* BEGIN Data shown *

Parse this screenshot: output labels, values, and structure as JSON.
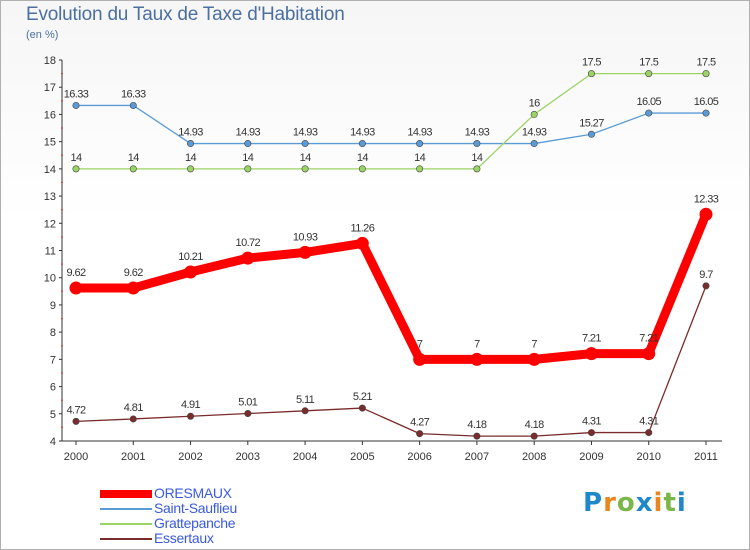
{
  "header": {
    "title": "Evolution du Taux de Taxe d'Habitation",
    "subtitle": "(en %)"
  },
  "logo": {
    "letters": [
      "P",
      "r",
      "o",
      "x",
      "i",
      "t",
      "i"
    ],
    "colors": [
      "#1e88c8",
      "#e8871e",
      "#7ab648",
      "#1e88c8",
      "#e8871e",
      "#7ab648",
      "#1e88c8"
    ]
  },
  "chart_data": {
    "type": "line",
    "title": "Evolution du Taux de Taxe d'Habitation",
    "subtitle": "(en %)",
    "x": [
      "2000",
      "2001",
      "2002",
      "2003",
      "2004",
      "2005",
      "2006",
      "2007",
      "2008",
      "2009",
      "2010",
      "2011"
    ],
    "ylim": [
      4,
      18
    ],
    "yticks": [
      "4",
      "5",
      "6",
      "7",
      "8",
      "9",
      "10",
      "11",
      "12",
      "13",
      "14",
      "15",
      "16",
      "17",
      "18"
    ],
    "grid": false,
    "legend_position": "bottom-left",
    "series": [
      {
        "name": "ORESMAUX",
        "color": "#ff0000",
        "values": [
          9.62,
          9.62,
          10.21,
          10.72,
          10.93,
          11.26,
          7,
          7,
          7,
          7.21,
          7.21,
          12.33
        ],
        "labels": [
          "9.62",
          "9.62",
          "10.21",
          "10.72",
          "10.93",
          "11.26",
          "7",
          "7",
          "7",
          "7.21",
          "7.21",
          "12.33"
        ]
      },
      {
        "name": "Saint-Sauflieu",
        "color": "#5a9bd5",
        "values": [
          16.33,
          16.33,
          14.93,
          14.93,
          14.93,
          14.93,
          14.93,
          14.93,
          14.93,
          15.27,
          16.05,
          16.05
        ],
        "labels": [
          "16.33",
          "16.33",
          "14.93",
          "14.93",
          "14.93",
          "14.93",
          "14.93",
          "14.93",
          "14.93",
          "15.27",
          "16.05",
          "16.05"
        ]
      },
      {
        "name": "Grattepanche",
        "color": "#9bd464",
        "values": [
          14,
          14,
          14,
          14,
          14,
          14,
          14,
          14,
          16,
          17.5,
          17.5,
          17.5
        ],
        "labels": [
          "14",
          "14",
          "14",
          "14",
          "14",
          "14",
          "14",
          "14",
          "16",
          "17.5",
          "17.5",
          "17.5"
        ]
      },
      {
        "name": "Essertaux",
        "color": "#7a2b2b",
        "values": [
          4.72,
          4.81,
          4.91,
          5.01,
          5.11,
          5.21,
          4.27,
          4.18,
          4.18,
          4.31,
          4.31,
          9.7
        ],
        "labels": [
          "4.72",
          "4.81",
          "4.91",
          "5.01",
          "5.11",
          "5.21",
          "4.27",
          "4.18",
          "4.18",
          "4.31",
          "4.31",
          "9.7"
        ]
      }
    ]
  }
}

* END Data shown *

Stated task: Quote each record exactly as it stands, minus the pictures.

Solution to the exercise:
Parse this screenshot: output labels, values, and structure as JSON.
{
  "header": {
    "title": "Evolution du Taux de Taxe d'Habitation",
    "subtitle": "(en %)"
  },
  "logo": {
    "letters": [
      "P",
      "r",
      "o",
      "x",
      "i",
      "t",
      "i"
    ],
    "colors": [
      "#1e88c8",
      "#e8871e",
      "#7ab648",
      "#1e88c8",
      "#e8871e",
      "#7ab648",
      "#1e88c8"
    ]
  },
  "chart_data": {
    "type": "line",
    "title": "Evolution du Taux de Taxe d'Habitation",
    "subtitle": "(en %)",
    "x": [
      "2000",
      "2001",
      "2002",
      "2003",
      "2004",
      "2005",
      "2006",
      "2007",
      "2008",
      "2009",
      "2010",
      "2011"
    ],
    "ylim": [
      4,
      18
    ],
    "yticks": [
      "4",
      "5",
      "6",
      "7",
      "8",
      "9",
      "10",
      "11",
      "12",
      "13",
      "14",
      "15",
      "16",
      "17",
      "18"
    ],
    "grid": false,
    "legend_position": "bottom-left",
    "series": [
      {
        "name": "ORESMAUX",
        "color": "#ff0000",
        "values": [
          9.62,
          9.62,
          10.21,
          10.72,
          10.93,
          11.26,
          7,
          7,
          7,
          7.21,
          7.21,
          12.33
        ],
        "labels": [
          "9.62",
          "9.62",
          "10.21",
          "10.72",
          "10.93",
          "11.26",
          "7",
          "7",
          "7",
          "7.21",
          "7.21",
          "12.33"
        ]
      },
      {
        "name": "Saint-Sauflieu",
        "color": "#5a9bd5",
        "values": [
          16.33,
          16.33,
          14.93,
          14.93,
          14.93,
          14.93,
          14.93,
          14.93,
          14.93,
          15.27,
          16.05,
          16.05
        ],
        "labels": [
          "16.33",
          "16.33",
          "14.93",
          "14.93",
          "14.93",
          "14.93",
          "14.93",
          "14.93",
          "14.93",
          "15.27",
          "16.05",
          "16.05"
        ]
      },
      {
        "name": "Grattepanche",
        "color": "#9bd464",
        "values": [
          14,
          14,
          14,
          14,
          14,
          14,
          14,
          14,
          16,
          17.5,
          17.5,
          17.5
        ],
        "labels": [
          "14",
          "14",
          "14",
          "14",
          "14",
          "14",
          "14",
          "14",
          "16",
          "17.5",
          "17.5",
          "17.5"
        ]
      },
      {
        "name": "Essertaux",
        "color": "#7a2b2b",
        "values": [
          4.72,
          4.81,
          4.91,
          5.01,
          5.11,
          5.21,
          4.27,
          4.18,
          4.18,
          4.31,
          4.31,
          9.7
        ],
        "labels": [
          "4.72",
          "4.81",
          "4.91",
          "5.01",
          "5.11",
          "5.21",
          "4.27",
          "4.18",
          "4.18",
          "4.31",
          "4.31",
          "9.7"
        ]
      }
    ]
  }
}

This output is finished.